| Problem |
Output every record below exactly as it appears.

| The records |
- - - - - - -

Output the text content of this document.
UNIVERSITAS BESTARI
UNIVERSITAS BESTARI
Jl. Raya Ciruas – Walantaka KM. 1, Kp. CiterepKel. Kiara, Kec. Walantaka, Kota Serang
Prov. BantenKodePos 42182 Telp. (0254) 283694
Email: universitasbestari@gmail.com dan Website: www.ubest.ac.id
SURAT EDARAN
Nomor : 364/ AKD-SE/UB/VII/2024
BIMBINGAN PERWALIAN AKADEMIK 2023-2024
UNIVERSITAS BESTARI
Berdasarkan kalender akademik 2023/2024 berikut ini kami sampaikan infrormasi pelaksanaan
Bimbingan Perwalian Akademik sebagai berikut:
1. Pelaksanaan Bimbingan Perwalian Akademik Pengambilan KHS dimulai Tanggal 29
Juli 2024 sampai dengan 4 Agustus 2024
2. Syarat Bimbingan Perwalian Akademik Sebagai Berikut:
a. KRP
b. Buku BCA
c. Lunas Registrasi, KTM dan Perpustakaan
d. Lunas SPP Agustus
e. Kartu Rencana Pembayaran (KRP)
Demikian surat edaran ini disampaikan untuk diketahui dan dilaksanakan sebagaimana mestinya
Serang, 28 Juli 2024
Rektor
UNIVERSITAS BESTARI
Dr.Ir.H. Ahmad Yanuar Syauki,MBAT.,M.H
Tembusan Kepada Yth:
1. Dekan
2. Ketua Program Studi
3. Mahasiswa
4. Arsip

- - - - - - -

| Answer to the task |
Output the text content of this document.
UNIVERSITAS BESTARI
UNIVERSITAS BESTARI
Jl. Raya Ciruas – Walantaka KM. 1, Kp. CiterepKel. Kiara, Kec. Walantaka, Kota Serang
Prov. BantenKodePos 42182 Telp. (0254) 283694
Email: universitasbestari@gmail.com dan Website: www.ubest.ac.id
SURAT EDARAN
Nomor : 364/ AKD-SE/UB/VII/2024
BIMBINGAN PERWALIAN AKADEMIK 2023-2024
UNIVERSITAS BESTARI
Berdasarkan kalender akademik 2023/2024 berikut ini kami sampaikan infrormasi pelaksanaan
Bimbingan Perwalian Akademik sebagai berikut:
1. Pelaksanaan Bimbingan Perwalian Akademik Pengambilan KHS dimulai Tanggal 29
Juli 2024 sampai dengan 4 Agustus 2024
2. Syarat Bimbingan Perwalian Akademik Sebagai Berikut:
a. KRP
b. Buku BCA
c. Lunas Registrasi, KTM dan Perpustakaan
d. Lunas SPP Agustus
e. Kartu Rencana Pembayaran (KRP)
Demikian surat edaran ini disampaikan untuk diketahui dan dilaksanakan sebagaimana mestinya
Serang, 28 Juli 2024
Rektor
UNIVERSITAS BESTARI
Dr.Ir.H. Ahmad Yanuar Syauki,MBAT.,M.H
Tembusan Kepada Yth:
1. Dekan
2. Ketua Program Studi
3. Mahasiswa
4. Arsip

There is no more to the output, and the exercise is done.